● **EXERCISE DETAILS**
Identify each line in the records below that contains the word "selected", and copy it.

******************************

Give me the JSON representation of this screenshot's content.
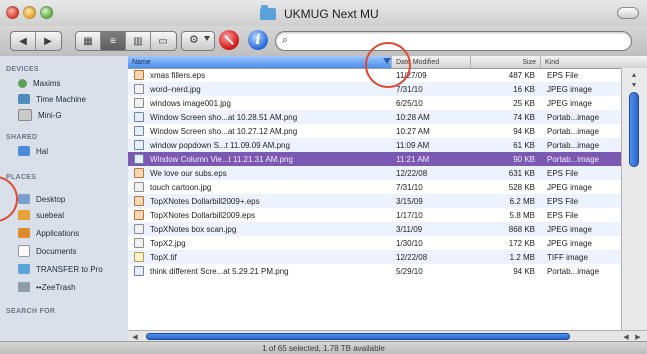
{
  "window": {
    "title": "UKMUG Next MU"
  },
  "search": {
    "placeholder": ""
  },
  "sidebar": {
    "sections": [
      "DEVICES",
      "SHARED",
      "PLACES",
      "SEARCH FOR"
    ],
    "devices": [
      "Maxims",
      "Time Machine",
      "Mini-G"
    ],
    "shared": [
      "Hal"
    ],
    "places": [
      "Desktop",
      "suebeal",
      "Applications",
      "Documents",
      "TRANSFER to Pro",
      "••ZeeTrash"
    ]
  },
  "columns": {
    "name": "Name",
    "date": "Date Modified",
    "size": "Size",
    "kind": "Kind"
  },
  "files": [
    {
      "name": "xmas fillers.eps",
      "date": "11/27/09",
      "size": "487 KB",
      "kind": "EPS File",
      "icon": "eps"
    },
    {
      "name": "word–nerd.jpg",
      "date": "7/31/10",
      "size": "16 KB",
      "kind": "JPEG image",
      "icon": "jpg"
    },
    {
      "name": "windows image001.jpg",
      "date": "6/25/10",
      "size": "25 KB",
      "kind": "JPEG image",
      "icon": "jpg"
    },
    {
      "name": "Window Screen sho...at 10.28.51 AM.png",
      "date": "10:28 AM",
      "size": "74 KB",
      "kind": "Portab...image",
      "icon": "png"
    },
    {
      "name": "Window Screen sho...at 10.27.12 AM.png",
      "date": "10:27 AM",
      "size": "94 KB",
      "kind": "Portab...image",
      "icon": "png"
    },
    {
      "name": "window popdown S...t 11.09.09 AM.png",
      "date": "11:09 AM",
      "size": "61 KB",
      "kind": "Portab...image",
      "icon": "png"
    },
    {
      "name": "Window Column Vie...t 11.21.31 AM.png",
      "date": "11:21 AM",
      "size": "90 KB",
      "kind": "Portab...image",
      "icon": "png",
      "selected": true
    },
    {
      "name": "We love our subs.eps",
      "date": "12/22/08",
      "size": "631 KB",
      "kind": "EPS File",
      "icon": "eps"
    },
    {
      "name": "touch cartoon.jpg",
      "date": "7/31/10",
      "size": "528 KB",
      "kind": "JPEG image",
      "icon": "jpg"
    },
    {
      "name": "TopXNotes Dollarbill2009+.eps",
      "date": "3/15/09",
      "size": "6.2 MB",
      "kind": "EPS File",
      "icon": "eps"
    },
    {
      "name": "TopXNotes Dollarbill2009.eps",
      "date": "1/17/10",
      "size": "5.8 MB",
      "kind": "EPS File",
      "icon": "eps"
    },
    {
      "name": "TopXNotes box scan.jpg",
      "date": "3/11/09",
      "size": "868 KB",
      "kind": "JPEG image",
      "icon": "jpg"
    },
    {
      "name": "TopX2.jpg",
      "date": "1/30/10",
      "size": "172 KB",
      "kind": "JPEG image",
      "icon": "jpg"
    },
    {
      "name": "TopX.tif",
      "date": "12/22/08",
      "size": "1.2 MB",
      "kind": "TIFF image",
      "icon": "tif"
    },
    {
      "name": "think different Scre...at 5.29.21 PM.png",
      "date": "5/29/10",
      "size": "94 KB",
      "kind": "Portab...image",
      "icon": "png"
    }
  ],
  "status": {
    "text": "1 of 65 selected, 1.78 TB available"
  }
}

******************************

● **EXERCISE OUTPUT**
      "selected": true
    "text": "1 of 65 selected, 1.78 TB available"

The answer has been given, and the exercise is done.